> To do
Copy only the lines between the one containing "What data populates" and the end of the records, both included, leaving out pictures.

-- BEGIN Data section --

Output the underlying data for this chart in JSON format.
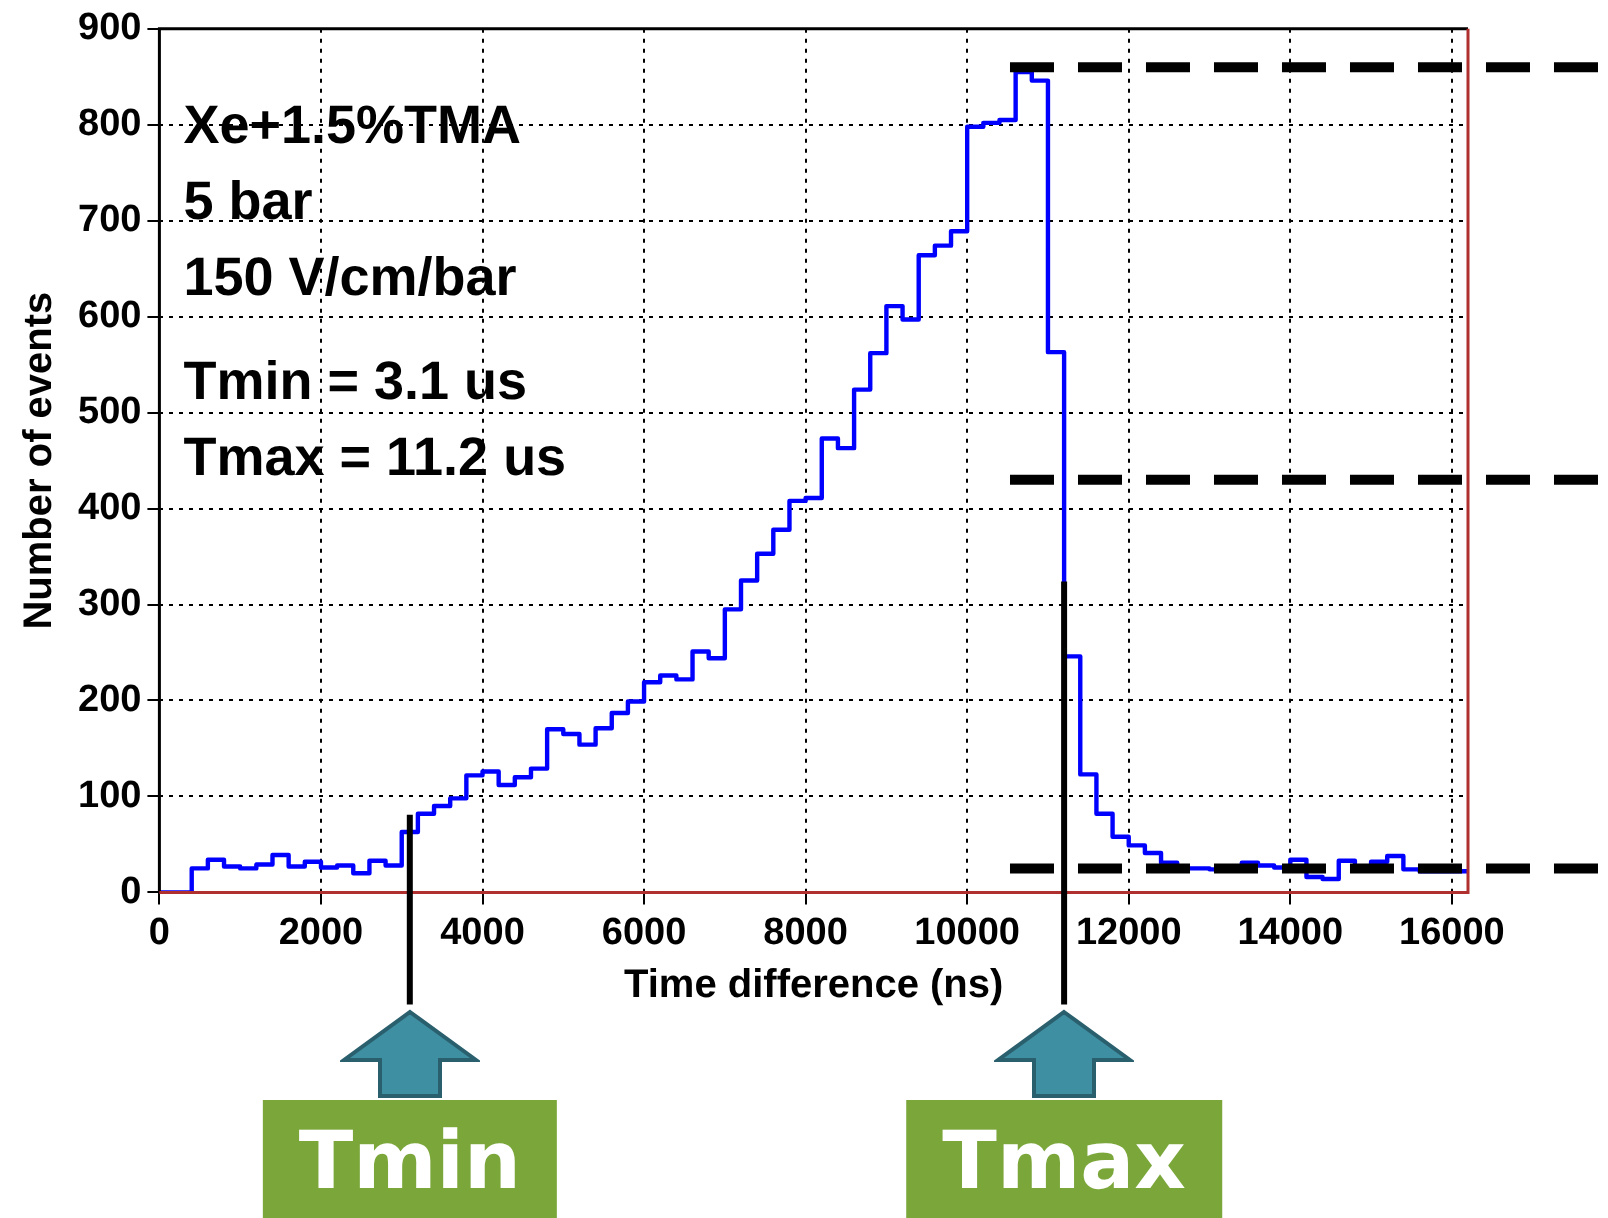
{
  "chart_data": {
    "type": "histogram",
    "xlabel": "Time difference (ns)",
    "ylabel": "Number of events",
    "bins": [
      0,
      200,
      400,
      600,
      800,
      1000,
      1200,
      1400,
      1600,
      1800,
      2000,
      2200,
      2400,
      2600,
      2800,
      3000,
      3200,
      3400,
      3600,
      3800,
      4000,
      4200,
      4400,
      4600,
      4800,
      5000,
      5200,
      5400,
      5600,
      5800,
      6000,
      6200,
      6400,
      6600,
      6800,
      7000,
      7200,
      7400,
      7600,
      7800,
      8000,
      8200,
      8400,
      8600,
      8800,
      9000,
      9200,
      9400,
      9600,
      9800,
      10000,
      10200,
      10400,
      10600,
      10800,
      11000,
      11200,
      11400,
      11600,
      11800,
      12000,
      12200,
      12400,
      12600,
      12800,
      13000,
      13200,
      13400,
      13600,
      13800,
      14000,
      14200,
      14400,
      14600,
      14800,
      15000,
      15200,
      15400,
      15600,
      15800,
      16000,
      16200
    ],
    "values": [
      0,
      0,
      25,
      34,
      27,
      25,
      29,
      39,
      27,
      32,
      26,
      28,
      20,
      33,
      28,
      63,
      82,
      90,
      98,
      122,
      126,
      112,
      120,
      129,
      170,
      165,
      154,
      171,
      187,
      199,
      219,
      226,
      222,
      251,
      244,
      295,
      325,
      353,
      378,
      408,
      411,
      473,
      463,
      524,
      562,
      611,
      597,
      664,
      674,
      689,
      798,
      802,
      805,
      855,
      846,
      563,
      246,
      123,
      82,
      58,
      49,
      41,
      31,
      25,
      25,
      24,
      26,
      31,
      28,
      26,
      34,
      16,
      14,
      33,
      24,
      32,
      38,
      24,
      22,
      22,
      22
    ],
    "color": "#0000ff",
    "xlim": [
      0,
      16200
    ],
    "xticks": [
      0,
      2000,
      4000,
      6000,
      8000,
      10000,
      12000,
      14000,
      16000
    ],
    "ylim": [
      0,
      900
    ],
    "yticks": [
      0,
      100,
      200,
      300,
      400,
      500,
      600,
      700,
      800,
      900
    ],
    "grid": true,
    "legend": false,
    "ref_lines": [
      {
        "axis": "y",
        "value": 860,
        "color": "#000000",
        "line_style": "dashed"
      },
      {
        "axis": "y",
        "value": 430,
        "color": "#000000",
        "line_style": "dashed"
      },
      {
        "axis": "y",
        "value": 25,
        "color": "#000000",
        "line_style": "dashed"
      },
      {
        "axis": "x",
        "value": 3100,
        "label": "Tmin",
        "color": "#000000",
        "line_style": "solid"
      },
      {
        "axis": "x",
        "value": 11200,
        "label": "Tmax",
        "color": "#000000",
        "line_style": "solid"
      }
    ],
    "annotations": [
      "Xe+1.5%TMA",
      "5 bar",
      "150 V/cm/bar",
      "Tmin = 3.1 us",
      "Tmax = 11.2 us"
    ]
  }
}
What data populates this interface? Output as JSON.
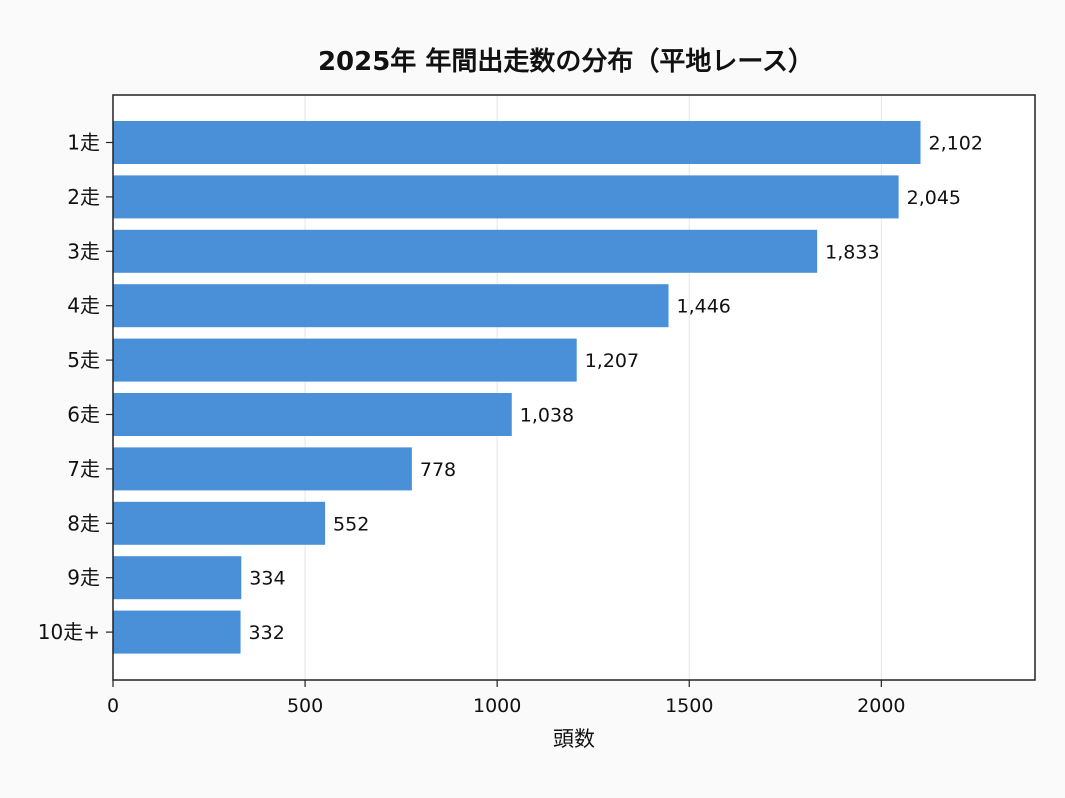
{
  "chart_data": {
    "type": "bar",
    "orientation": "horizontal",
    "title": "2025年 年間出走数の分布（平地レース）",
    "xlabel": "頭数",
    "ylabel": "",
    "categories": [
      "1走",
      "2走",
      "3走",
      "4走",
      "5走",
      "6走",
      "7走",
      "8走",
      "9走",
      "10走+"
    ],
    "values": [
      2102,
      2045,
      1833,
      1446,
      1207,
      1038,
      778,
      552,
      334,
      332
    ],
    "value_labels": [
      "2,102",
      "2,045",
      "1,833",
      "1,446",
      "1,207",
      "1,038",
      "778",
      "552",
      "334",
      "332"
    ],
    "xlim": [
      0,
      2400
    ],
    "xticks": [
      0,
      500,
      1000,
      1500,
      2000
    ],
    "xtick_labels": [
      "0",
      "500",
      "1000",
      "1500",
      "2000"
    ],
    "grid": "x",
    "colors": {
      "bar": "#4a90d9",
      "background": "#fafafa",
      "plot_background": "#ffffff",
      "grid": "#e6e6e6",
      "axis": "#222222"
    }
  }
}
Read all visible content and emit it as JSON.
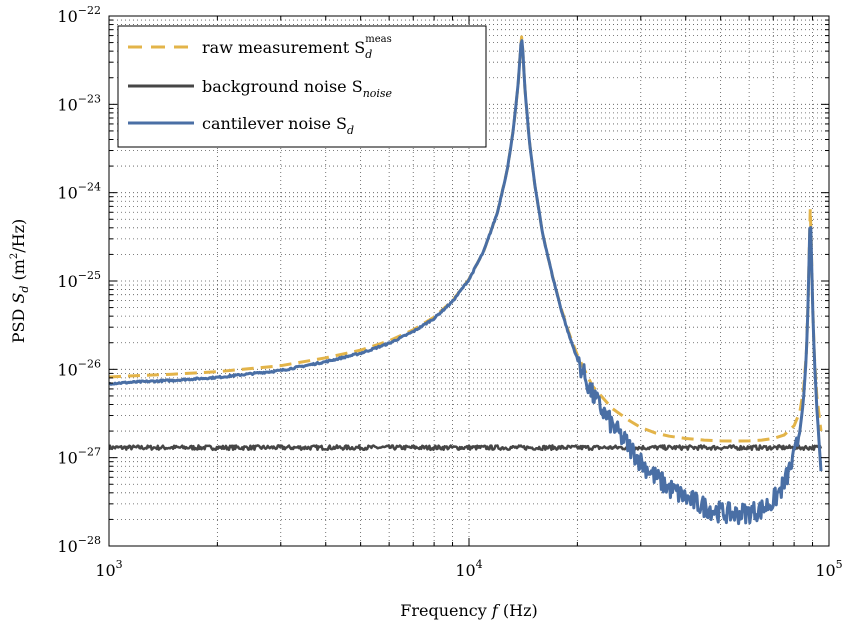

-- END Data section --

> Result
What data populates this interface? Output as JSON.
{
  "chart_data": {
    "type": "bar",
    "orientation": "horizontal",
    "title": "2025年 年間出走数の分布（平地レース）",
    "xlabel": "頭数",
    "ylabel": "",
    "categories": [
      "1走",
      "2走",
      "3走",
      "4走",
      "5走",
      "6走",
      "7走",
      "8走",
      "9走",
      "10走+"
    ],
    "values": [
      2102,
      2045,
      1833,
      1446,
      1207,
      1038,
      778,
      552,
      334,
      332
    ],
    "value_labels": [
      "2,102",
      "2,045",
      "1,833",
      "1,446",
      "1,207",
      "1,038",
      "778",
      "552",
      "334",
      "332"
    ],
    "xlim": [
      0,
      2400
    ],
    "xticks": [
      0,
      500,
      1000,
      1500,
      2000
    ],
    "xtick_labels": [
      "0",
      "500",
      "1000",
      "1500",
      "2000"
    ],
    "grid": "x",
    "colors": {
      "bar": "#4a90d9",
      "background": "#fafafa",
      "plot_background": "#ffffff",
      "grid": "#e6e6e6",
      "axis": "#222222"
    }
  }
}
Read all visible content and emit it as JSON.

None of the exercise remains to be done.